Énoncé du problème:
Comptez les lignes ci-dessous qui contiennent la chaîne « compradores », en tenant compte de la casse. Donnez uniquement ce nombre.

Listes d'éléments et de leurs cadres:
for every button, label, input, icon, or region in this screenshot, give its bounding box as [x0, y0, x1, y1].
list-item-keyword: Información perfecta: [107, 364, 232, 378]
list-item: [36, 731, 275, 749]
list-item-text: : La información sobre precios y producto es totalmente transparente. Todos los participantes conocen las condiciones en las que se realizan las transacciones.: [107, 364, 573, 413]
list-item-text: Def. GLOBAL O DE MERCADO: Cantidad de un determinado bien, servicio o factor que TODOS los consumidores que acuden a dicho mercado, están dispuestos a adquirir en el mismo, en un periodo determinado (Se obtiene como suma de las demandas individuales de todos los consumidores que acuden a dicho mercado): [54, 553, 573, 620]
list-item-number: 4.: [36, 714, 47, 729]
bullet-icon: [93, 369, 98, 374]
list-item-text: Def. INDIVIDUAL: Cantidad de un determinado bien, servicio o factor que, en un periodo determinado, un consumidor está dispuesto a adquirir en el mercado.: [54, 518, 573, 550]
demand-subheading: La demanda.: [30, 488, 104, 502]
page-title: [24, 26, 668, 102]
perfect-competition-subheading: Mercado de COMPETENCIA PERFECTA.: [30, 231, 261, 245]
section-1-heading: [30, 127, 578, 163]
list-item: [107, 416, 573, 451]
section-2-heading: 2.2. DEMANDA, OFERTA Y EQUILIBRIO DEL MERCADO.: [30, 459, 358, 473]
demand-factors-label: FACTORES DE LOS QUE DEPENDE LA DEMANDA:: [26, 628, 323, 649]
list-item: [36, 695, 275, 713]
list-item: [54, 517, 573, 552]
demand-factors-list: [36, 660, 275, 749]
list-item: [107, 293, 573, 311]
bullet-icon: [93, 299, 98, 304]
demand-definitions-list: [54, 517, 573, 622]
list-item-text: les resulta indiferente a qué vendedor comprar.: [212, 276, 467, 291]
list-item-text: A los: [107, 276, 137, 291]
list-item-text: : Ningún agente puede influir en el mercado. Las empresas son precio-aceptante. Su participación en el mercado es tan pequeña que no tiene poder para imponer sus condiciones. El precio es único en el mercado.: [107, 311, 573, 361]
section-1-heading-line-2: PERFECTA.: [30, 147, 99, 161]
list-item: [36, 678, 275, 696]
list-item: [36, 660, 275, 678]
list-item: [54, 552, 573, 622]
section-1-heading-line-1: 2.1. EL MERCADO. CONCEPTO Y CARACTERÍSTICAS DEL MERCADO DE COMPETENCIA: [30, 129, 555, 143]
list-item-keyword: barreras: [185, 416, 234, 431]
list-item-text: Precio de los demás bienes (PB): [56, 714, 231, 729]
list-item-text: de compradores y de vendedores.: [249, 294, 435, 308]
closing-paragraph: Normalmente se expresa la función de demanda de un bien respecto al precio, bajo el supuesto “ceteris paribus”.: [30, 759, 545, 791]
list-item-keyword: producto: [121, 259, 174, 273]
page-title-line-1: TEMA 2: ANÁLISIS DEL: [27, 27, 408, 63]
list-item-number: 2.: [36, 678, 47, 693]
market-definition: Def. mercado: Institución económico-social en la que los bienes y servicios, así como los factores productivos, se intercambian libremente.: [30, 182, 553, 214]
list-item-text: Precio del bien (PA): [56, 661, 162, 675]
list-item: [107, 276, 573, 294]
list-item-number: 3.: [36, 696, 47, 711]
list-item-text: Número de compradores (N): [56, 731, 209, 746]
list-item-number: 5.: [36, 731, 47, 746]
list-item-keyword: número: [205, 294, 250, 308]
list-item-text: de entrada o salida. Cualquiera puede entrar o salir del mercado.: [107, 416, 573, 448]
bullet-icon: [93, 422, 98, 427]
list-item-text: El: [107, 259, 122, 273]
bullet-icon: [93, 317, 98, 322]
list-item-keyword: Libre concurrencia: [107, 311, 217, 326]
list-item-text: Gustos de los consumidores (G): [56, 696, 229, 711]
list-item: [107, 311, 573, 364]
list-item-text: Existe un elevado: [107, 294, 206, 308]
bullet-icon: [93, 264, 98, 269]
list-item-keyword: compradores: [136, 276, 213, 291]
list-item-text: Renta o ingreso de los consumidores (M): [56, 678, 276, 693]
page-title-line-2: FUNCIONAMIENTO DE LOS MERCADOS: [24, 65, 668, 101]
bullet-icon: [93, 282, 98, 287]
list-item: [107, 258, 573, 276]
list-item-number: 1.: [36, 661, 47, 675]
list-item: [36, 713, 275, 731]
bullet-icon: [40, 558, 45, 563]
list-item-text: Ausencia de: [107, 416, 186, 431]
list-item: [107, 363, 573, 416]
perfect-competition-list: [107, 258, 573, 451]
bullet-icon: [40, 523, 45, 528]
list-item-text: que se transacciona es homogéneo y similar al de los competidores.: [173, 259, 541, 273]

La solution:
3